— Directions —
Reproduce the records below in their entirety, character for character.

-------------------------

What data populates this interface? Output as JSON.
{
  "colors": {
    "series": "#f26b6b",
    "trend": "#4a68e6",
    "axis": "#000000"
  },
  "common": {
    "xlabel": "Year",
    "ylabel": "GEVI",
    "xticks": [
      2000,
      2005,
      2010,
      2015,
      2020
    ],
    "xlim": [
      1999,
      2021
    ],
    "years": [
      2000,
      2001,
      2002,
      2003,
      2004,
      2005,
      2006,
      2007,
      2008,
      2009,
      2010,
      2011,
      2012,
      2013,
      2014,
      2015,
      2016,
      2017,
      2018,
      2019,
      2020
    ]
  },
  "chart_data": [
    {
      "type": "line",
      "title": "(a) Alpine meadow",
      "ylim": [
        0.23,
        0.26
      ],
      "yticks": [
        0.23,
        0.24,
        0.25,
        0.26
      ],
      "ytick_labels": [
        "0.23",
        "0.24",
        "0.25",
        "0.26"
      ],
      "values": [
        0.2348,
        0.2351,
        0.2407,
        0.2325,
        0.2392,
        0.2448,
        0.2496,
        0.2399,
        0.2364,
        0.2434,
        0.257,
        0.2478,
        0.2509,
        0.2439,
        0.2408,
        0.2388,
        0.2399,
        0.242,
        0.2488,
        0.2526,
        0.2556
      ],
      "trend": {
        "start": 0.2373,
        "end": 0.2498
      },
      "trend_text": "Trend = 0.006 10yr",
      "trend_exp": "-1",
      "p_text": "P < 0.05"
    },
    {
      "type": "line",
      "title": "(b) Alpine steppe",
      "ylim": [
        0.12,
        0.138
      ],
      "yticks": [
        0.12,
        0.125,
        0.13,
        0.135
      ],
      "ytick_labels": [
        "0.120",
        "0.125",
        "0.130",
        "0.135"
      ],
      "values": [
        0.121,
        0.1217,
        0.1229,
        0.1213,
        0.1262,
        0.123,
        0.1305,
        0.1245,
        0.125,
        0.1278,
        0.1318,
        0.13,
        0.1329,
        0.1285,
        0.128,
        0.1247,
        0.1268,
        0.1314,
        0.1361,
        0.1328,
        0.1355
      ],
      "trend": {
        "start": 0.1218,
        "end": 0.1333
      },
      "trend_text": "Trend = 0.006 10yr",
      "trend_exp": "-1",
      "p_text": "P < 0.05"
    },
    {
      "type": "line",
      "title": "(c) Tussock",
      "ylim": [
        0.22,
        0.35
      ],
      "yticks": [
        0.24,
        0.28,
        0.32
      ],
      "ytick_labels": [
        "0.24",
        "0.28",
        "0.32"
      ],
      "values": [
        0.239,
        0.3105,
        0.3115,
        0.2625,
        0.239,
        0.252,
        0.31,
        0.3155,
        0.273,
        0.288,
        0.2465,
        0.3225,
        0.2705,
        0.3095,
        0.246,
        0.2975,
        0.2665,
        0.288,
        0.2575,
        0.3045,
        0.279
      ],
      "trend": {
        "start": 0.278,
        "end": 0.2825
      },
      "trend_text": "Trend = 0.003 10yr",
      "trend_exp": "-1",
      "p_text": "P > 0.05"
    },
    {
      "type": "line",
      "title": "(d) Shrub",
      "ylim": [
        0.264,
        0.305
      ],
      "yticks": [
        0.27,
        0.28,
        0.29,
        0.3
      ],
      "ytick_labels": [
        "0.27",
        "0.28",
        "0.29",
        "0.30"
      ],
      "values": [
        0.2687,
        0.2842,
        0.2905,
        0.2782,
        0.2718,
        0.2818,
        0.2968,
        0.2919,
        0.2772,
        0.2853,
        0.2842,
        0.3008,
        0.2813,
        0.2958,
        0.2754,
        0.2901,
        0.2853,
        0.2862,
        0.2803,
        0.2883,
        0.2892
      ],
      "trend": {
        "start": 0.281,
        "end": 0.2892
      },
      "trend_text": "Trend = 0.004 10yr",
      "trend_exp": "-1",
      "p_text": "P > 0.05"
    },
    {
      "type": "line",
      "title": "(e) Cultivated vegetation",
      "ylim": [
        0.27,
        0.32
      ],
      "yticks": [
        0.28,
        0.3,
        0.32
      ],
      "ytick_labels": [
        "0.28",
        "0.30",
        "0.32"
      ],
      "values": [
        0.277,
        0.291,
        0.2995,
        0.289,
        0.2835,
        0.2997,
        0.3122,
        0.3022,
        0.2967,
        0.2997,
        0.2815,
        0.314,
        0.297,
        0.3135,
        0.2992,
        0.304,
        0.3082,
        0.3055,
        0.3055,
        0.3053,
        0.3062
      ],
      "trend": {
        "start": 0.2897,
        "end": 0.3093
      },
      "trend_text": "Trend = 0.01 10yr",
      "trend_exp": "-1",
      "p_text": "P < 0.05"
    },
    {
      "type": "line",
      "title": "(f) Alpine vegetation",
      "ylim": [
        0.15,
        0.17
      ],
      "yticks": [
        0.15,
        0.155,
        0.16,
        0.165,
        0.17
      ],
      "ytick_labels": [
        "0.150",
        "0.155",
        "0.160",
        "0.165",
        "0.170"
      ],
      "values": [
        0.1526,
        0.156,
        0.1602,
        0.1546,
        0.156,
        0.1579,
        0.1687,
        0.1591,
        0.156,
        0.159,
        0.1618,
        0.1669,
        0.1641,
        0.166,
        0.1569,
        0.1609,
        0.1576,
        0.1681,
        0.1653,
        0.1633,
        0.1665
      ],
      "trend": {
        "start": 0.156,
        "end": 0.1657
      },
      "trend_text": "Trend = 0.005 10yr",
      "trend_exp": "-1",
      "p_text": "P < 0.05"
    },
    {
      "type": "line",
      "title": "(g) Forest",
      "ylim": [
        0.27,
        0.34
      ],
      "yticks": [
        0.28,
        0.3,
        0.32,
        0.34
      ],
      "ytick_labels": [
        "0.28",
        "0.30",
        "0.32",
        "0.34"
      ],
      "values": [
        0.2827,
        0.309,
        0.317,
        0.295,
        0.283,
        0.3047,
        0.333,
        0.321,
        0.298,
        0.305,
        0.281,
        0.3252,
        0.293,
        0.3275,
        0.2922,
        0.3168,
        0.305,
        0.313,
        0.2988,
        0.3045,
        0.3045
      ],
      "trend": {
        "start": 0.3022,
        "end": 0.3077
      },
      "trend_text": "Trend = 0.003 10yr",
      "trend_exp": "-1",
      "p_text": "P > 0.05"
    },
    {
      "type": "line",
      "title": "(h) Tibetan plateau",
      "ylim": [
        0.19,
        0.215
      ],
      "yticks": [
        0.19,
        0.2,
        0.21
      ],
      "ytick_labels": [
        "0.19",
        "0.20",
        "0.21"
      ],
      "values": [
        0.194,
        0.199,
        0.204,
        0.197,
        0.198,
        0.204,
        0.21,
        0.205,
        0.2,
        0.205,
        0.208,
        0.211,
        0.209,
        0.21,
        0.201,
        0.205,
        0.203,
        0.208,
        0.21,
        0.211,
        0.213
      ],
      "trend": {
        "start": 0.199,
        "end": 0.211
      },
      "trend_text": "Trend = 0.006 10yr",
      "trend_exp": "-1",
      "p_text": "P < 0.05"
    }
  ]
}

-------------------------

— Completed task —
What data populates this interface? Output as JSON.
{
  "colors": {
    "series": "#f26b6b",
    "trend": "#4a68e6",
    "axis": "#000000"
  },
  "common": {
    "xlabel": "Year",
    "ylabel": "GEVI",
    "xticks": [
      2000,
      2005,
      2010,
      2015,
      2020
    ],
    "xlim": [
      1999,
      2021
    ],
    "years": [
      2000,
      2001,
      2002,
      2003,
      2004,
      2005,
      2006,
      2007,
      2008,
      2009,
      2010,
      2011,
      2012,
      2013,
      2014,
      2015,
      2016,
      2017,
      2018,
      2019,
      2020
    ]
  },
  "chart_data": [
    {
      "type": "line",
      "title": "(a) Alpine meadow",
      "ylim": [
        0.23,
        0.26
      ],
      "yticks": [
        0.23,
        0.24,
        0.25,
        0.26
      ],
      "ytick_labels": [
        "0.23",
        "0.24",
        "0.25",
        "0.26"
      ],
      "values": [
        0.2348,
        0.2351,
        0.2407,
        0.2325,
        0.2392,
        0.2448,
        0.2496,
        0.2399,
        0.2364,
        0.2434,
        0.257,
        0.2478,
        0.2509,
        0.2439,
        0.2408,
        0.2388,
        0.2399,
        0.242,
        0.2488,
        0.2526,
        0.2556
      ],
      "trend": {
        "start": 0.2373,
        "end": 0.2498
      },
      "trend_text": "Trend = 0.006 10yr",
      "trend_exp": "-1",
      "p_text": "P < 0.05"
    },
    {
      "type": "line",
      "title": "(b) Alpine steppe",
      "ylim": [
        0.12,
        0.138
      ],
      "yticks": [
        0.12,
        0.125,
        0.13,
        0.135
      ],
      "ytick_labels": [
        "0.120",
        "0.125",
        "0.130",
        "0.135"
      ],
      "values": [
        0.121,
        0.1217,
        0.1229,
        0.1213,
        0.1262,
        0.123,
        0.1305,
        0.1245,
        0.125,
        0.1278,
        0.1318,
        0.13,
        0.1329,
        0.1285,
        0.128,
        0.1247,
        0.1268,
        0.1314,
        0.1361,
        0.1328,
        0.1355
      ],
      "trend": {
        "start": 0.1218,
        "end": 0.1333
      },
      "trend_text": "Trend = 0.006 10yr",
      "trend_exp": "-1",
      "p_text": "P < 0.05"
    },
    {
      "type": "line",
      "title": "(c) Tussock",
      "ylim": [
        0.22,
        0.35
      ],
      "yticks": [
        0.24,
        0.28,
        0.32
      ],
      "ytick_labels": [
        "0.24",
        "0.28",
        "0.32"
      ],
      "values": [
        0.239,
        0.3105,
        0.3115,
        0.2625,
        0.239,
        0.252,
        0.31,
        0.3155,
        0.273,
        0.288,
        0.2465,
        0.3225,
        0.2705,
        0.3095,
        0.246,
        0.2975,
        0.2665,
        0.288,
        0.2575,
        0.3045,
        0.279
      ],
      "trend": {
        "start": 0.278,
        "end": 0.2825
      },
      "trend_text": "Trend = 0.003 10yr",
      "trend_exp": "-1",
      "p_text": "P > 0.05"
    },
    {
      "type": "line",
      "title": "(d) Shrub",
      "ylim": [
        0.264,
        0.305
      ],
      "yticks": [
        0.27,
        0.28,
        0.29,
        0.3
      ],
      "ytick_labels": [
        "0.27",
        "0.28",
        "0.29",
        "0.30"
      ],
      "values": [
        0.2687,
        0.2842,
        0.2905,
        0.2782,
        0.2718,
        0.2818,
        0.2968,
        0.2919,
        0.2772,
        0.2853,
        0.2842,
        0.3008,
        0.2813,
        0.2958,
        0.2754,
        0.2901,
        0.2853,
        0.2862,
        0.2803,
        0.2883,
        0.2892
      ],
      "trend": {
        "start": 0.281,
        "end": 0.2892
      },
      "trend_text": "Trend = 0.004 10yr",
      "trend_exp": "-1",
      "p_text": "P > 0.05"
    },
    {
      "type": "line",
      "title": "(e) Cultivated vegetation",
      "ylim": [
        0.27,
        0.32
      ],
      "yticks": [
        0.28,
        0.3,
        0.32
      ],
      "ytick_labels": [
        "0.28",
        "0.30",
        "0.32"
      ],
      "values": [
        0.277,
        0.291,
        0.2995,
        0.289,
        0.2835,
        0.2997,
        0.3122,
        0.3022,
        0.2967,
        0.2997,
        0.2815,
        0.314,
        0.297,
        0.3135,
        0.2992,
        0.304,
        0.3082,
        0.3055,
        0.3055,
        0.3053,
        0.3062
      ],
      "trend": {
        "start": 0.2897,
        "end": 0.3093
      },
      "trend_text": "Trend = 0.01 10yr",
      "trend_exp": "-1",
      "p_text": "P < 0.05"
    },
    {
      "type": "line",
      "title": "(f) Alpine vegetation",
      "ylim": [
        0.15,
        0.17
      ],
      "yticks": [
        0.15,
        0.155,
        0.16,
        0.165,
        0.17
      ],
      "ytick_labels": [
        "0.150",
        "0.155",
        "0.160",
        "0.165",
        "0.170"
      ],
      "values": [
        0.1526,
        0.156,
        0.1602,
        0.1546,
        0.156,
        0.1579,
        0.1687,
        0.1591,
        0.156,
        0.159,
        0.1618,
        0.1669,
        0.1641,
        0.166,
        0.1569,
        0.1609,
        0.1576,
        0.1681,
        0.1653,
        0.1633,
        0.1665
      ],
      "trend": {
        "start": 0.156,
        "end": 0.1657
      },
      "trend_text": "Trend = 0.005 10yr",
      "trend_exp": "-1",
      "p_text": "P < 0.05"
    },
    {
      "type": "line",
      "title": "(g) Forest",
      "ylim": [
        0.27,
        0.34
      ],
      "yticks": [
        0.28,
        0.3,
        0.32,
        0.34
      ],
      "ytick_labels": [
        "0.28",
        "0.30",
        "0.32",
        "0.34"
      ],
      "values": [
        0.2827,
        0.309,
        0.317,
        0.295,
        0.283,
        0.3047,
        0.333,
        0.321,
        0.298,
        0.305,
        0.281,
        0.3252,
        0.293,
        0.3275,
        0.2922,
        0.3168,
        0.305,
        0.313,
        0.2988,
        0.3045,
        0.3045
      ],
      "trend": {
        "start": 0.3022,
        "end": 0.3077
      },
      "trend_text": "Trend = 0.003 10yr",
      "trend_exp": "-1",
      "p_text": "P > 0.05"
    },
    {
      "type": "line",
      "title": "(h) Tibetan plateau",
      "ylim": [
        0.19,
        0.215
      ],
      "yticks": [
        0.19,
        0.2,
        0.21
      ],
      "ytick_labels": [
        "0.19",
        "0.20",
        "0.21"
      ],
      "values": [
        0.194,
        0.199,
        0.204,
        0.197,
        0.198,
        0.204,
        0.21,
        0.205,
        0.2,
        0.205,
        0.208,
        0.211,
        0.209,
        0.21,
        0.201,
        0.205,
        0.203,
        0.208,
        0.21,
        0.211,
        0.213
      ],
      "trend": {
        "start": 0.199,
        "end": 0.211
      },
      "trend_text": "Trend = 0.006 10yr",
      "trend_exp": "-1",
      "p_text": "P < 0.05"
    }
  ]
}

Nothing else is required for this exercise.